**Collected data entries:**

------------

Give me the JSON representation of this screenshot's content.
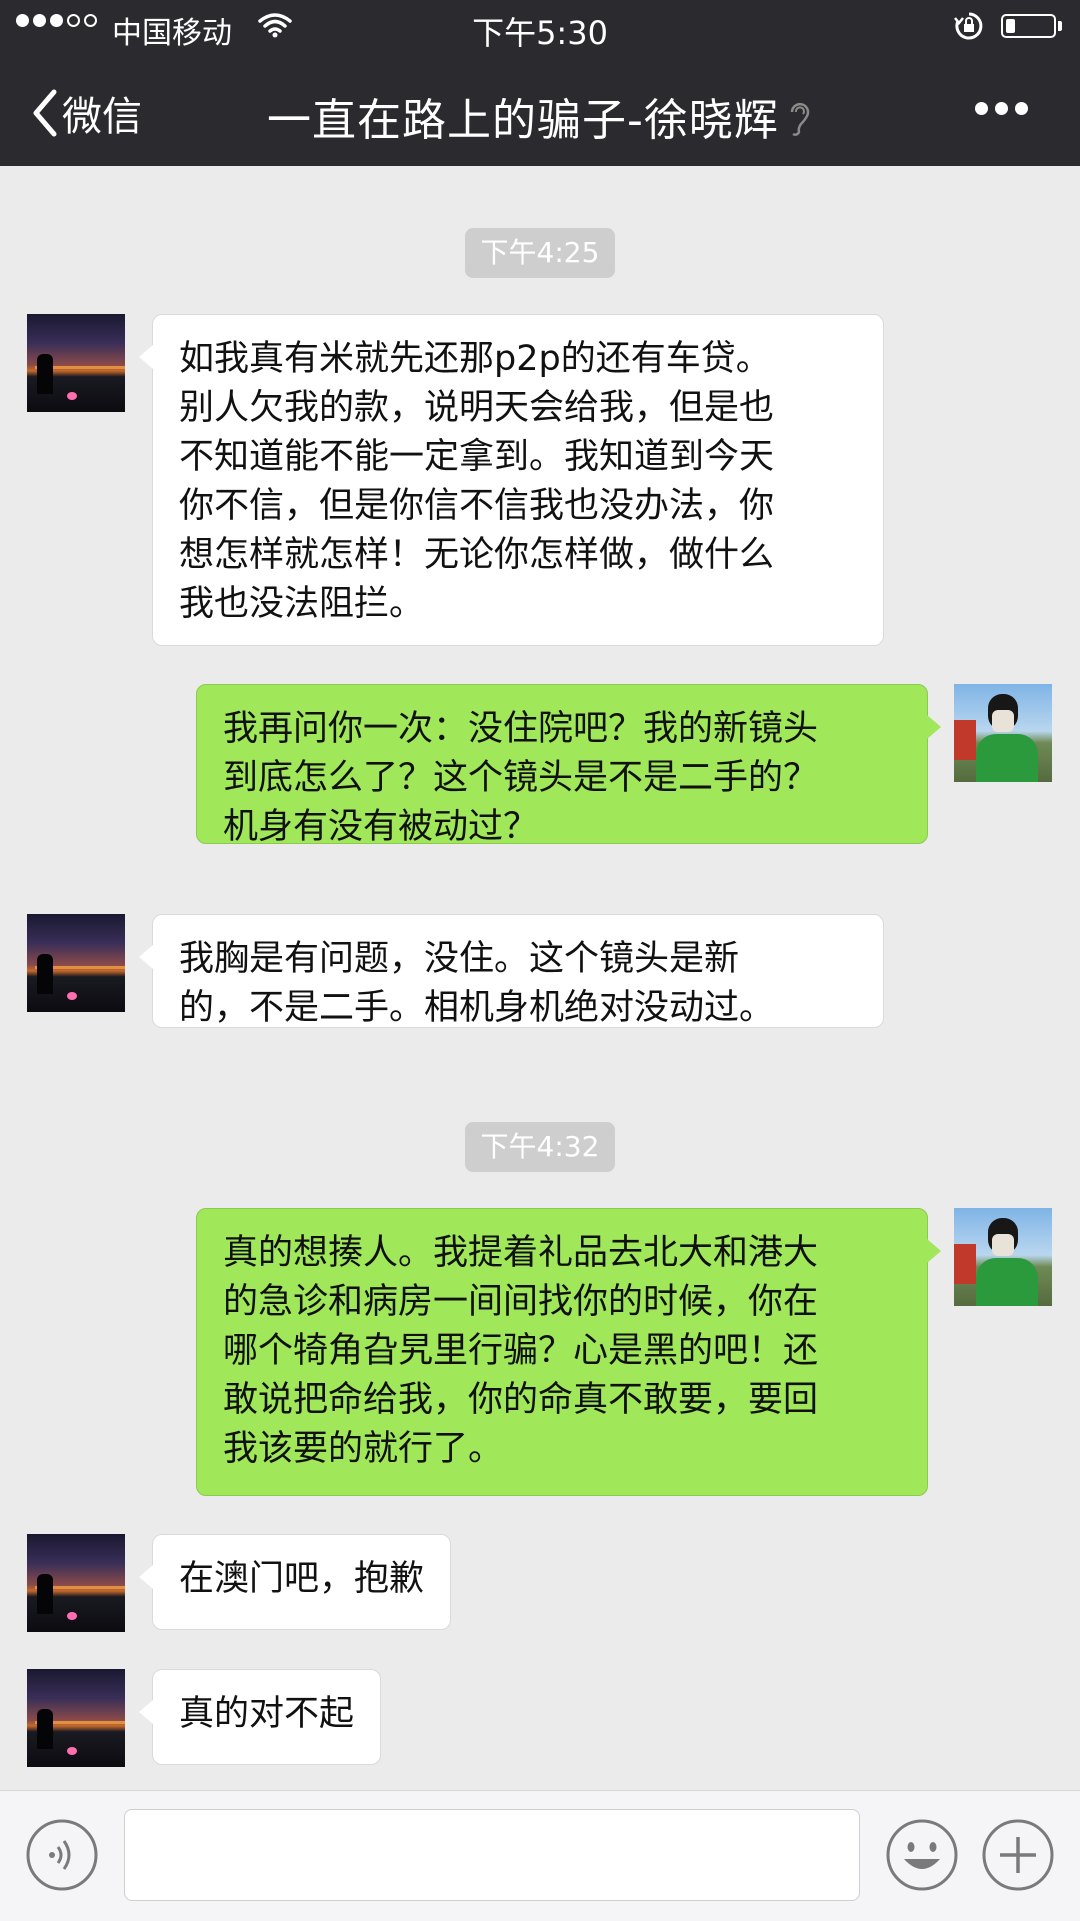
{
  "status_bar": {
    "carrier": "中国移动",
    "time": "下午5:30",
    "signal_bars_filled": 3,
    "signal_bars_total": 5,
    "battery_level": 0.2
  },
  "nav": {
    "back_label": "微信",
    "title": "一直在路上的骗子-徐晓辉",
    "icons": [
      "back-chevron-icon",
      "ear-icon",
      "more-icon"
    ]
  },
  "chat": {
    "timestamps": [
      "下午4:25",
      "下午4:32"
    ],
    "messages": [
      {
        "from": "contact",
        "text": "如我真有米就先还那p2p的还有车贷。\n别人欠我的款，说明天会给我，但是也\n不知道能不能一定拿到。我知道到今天\n你不信，但是你信不信我也没办法，你\n想怎样就怎样！无论你怎样做，做什么\n我也没法阻拦。"
      },
      {
        "from": "me",
        "text": "我再问你一次：没住院吧？我的新镜头\n到底怎么了？这个镜头是不是二手的？\n机身有没有被动过？"
      },
      {
        "from": "contact",
        "text": "我胸是有问题，没住。这个镜头是新\n的，不是二手。相机身机绝对没动过。"
      },
      {
        "from": "me",
        "text": "真的想揍人。我提着礼品去北大和港大\n的急诊和病房一间间找你的时候，你在\n哪个犄角旮旯里行骗？心是黑的吧！还\n敢说把命给我，你的命真不敢要，要回\n我该要的就行了。"
      },
      {
        "from": "contact",
        "text": "在澳门吧，抱歉"
      },
      {
        "from": "contact",
        "text": "真的对不起"
      }
    ]
  },
  "input_bar": {
    "value": "",
    "icons": [
      "voice-icon",
      "emoji-icon",
      "plus-icon"
    ]
  },
  "colors": {
    "header_bg": "#2b2b2f",
    "chat_bg": "#ebebeb",
    "outgoing_bubble": "#a0e75a",
    "incoming_bubble": "#ffffff",
    "timestamp_bg": "#cecece"
  }
}
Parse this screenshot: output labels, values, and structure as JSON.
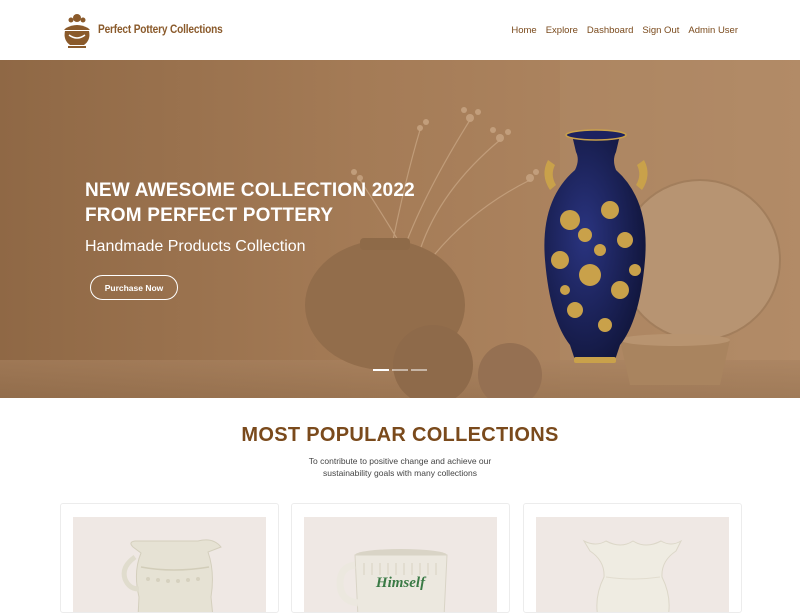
{
  "brand": {
    "name": "Perfect Pottery Collections",
    "logo_icon": "pottery-logo-icon"
  },
  "nav": {
    "items": [
      "Home",
      "Explore",
      "Dashboard",
      "Sign Out",
      "Admin User"
    ]
  },
  "hero": {
    "title_line1": "NEW AWESOME COLLECTION 2022",
    "title_line2": "FROM PERFECT POTTERY",
    "subtitle": "Handmade Products Collection",
    "button_label": "Purchase Now",
    "slides_count": 3,
    "active_slide": 1
  },
  "popular": {
    "title": "MOST POPULAR COLLECTIONS",
    "description": "To contribute to positive change and achieve our sustainability goals with many collections"
  },
  "cards": [
    {
      "icon": "white-pitcher-image"
    },
    {
      "icon": "white-mug-image",
      "label": "Himself"
    },
    {
      "icon": "white-vase-image"
    }
  ],
  "colors": {
    "brand": "#8a5a2b",
    "nav_text": "#7a4a1c",
    "hero_background": "#a47b56",
    "vase_blue": "#1c2260",
    "vase_gold": "#c9a14a",
    "card_background": "#efe8e4"
  }
}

------------

**Exercise aim:** Report only the number of lines in the records that include the word "white".

**Result for this exercise:** 3